━━━━━ DATASET EXTRACT

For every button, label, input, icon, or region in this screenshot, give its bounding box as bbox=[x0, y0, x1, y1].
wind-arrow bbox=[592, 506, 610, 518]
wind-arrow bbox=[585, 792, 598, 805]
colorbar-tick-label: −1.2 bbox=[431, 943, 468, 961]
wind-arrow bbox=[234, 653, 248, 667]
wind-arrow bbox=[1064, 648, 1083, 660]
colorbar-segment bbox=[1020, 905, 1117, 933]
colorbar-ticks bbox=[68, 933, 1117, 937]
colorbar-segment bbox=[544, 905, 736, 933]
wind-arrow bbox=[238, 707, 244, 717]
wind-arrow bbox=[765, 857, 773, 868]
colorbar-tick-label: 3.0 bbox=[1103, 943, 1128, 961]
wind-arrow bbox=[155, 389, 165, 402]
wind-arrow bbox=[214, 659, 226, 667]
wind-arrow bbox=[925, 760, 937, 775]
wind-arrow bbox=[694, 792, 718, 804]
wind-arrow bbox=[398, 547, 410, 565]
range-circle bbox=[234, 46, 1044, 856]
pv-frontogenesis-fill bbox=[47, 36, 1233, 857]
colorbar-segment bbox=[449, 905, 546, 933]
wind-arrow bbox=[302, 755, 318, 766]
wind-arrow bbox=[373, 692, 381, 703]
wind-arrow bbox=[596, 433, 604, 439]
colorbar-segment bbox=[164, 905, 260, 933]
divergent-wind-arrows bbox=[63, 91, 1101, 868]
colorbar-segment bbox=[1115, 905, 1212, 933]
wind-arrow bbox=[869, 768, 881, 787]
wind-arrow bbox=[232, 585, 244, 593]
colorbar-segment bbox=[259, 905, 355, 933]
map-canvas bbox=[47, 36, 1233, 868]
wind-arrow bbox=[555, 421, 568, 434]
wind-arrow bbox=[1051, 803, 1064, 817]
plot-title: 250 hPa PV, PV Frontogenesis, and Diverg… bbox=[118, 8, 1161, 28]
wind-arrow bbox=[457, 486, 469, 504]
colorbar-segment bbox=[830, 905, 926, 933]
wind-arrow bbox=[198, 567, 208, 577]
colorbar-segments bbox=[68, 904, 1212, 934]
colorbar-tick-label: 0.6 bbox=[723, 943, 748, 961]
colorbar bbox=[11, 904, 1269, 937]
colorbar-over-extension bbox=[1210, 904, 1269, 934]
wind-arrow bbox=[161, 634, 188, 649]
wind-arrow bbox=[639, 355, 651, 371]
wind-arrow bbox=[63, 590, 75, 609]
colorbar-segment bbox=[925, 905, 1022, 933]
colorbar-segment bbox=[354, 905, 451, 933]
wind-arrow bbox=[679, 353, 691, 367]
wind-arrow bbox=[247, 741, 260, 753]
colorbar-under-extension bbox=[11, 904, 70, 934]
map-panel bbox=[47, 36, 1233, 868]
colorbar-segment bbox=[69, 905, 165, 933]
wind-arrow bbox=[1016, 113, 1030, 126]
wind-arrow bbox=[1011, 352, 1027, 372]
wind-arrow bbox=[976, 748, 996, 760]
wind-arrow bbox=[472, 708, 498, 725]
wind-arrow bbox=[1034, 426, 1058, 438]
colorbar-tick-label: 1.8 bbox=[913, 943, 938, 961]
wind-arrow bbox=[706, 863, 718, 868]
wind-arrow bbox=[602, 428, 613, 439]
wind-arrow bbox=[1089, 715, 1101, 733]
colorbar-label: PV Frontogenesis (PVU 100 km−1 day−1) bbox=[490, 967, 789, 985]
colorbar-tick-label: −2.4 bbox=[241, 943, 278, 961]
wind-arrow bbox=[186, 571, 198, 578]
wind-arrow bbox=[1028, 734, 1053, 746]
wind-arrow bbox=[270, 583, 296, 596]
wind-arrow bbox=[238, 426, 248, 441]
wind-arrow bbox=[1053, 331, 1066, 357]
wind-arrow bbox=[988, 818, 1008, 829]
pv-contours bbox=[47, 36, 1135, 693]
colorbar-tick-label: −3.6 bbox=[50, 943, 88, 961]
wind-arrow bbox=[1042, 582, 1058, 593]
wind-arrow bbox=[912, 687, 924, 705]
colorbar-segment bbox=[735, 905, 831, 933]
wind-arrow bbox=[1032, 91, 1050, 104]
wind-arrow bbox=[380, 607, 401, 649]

━━━━━━━━━━

Your task is to copy each line of the entries that includes the word "extension".

## SOLVED PROBLEM
colorbar-over-extension bbox=[1210, 904, 1269, 934]
colorbar-under-extension bbox=[11, 904, 70, 934]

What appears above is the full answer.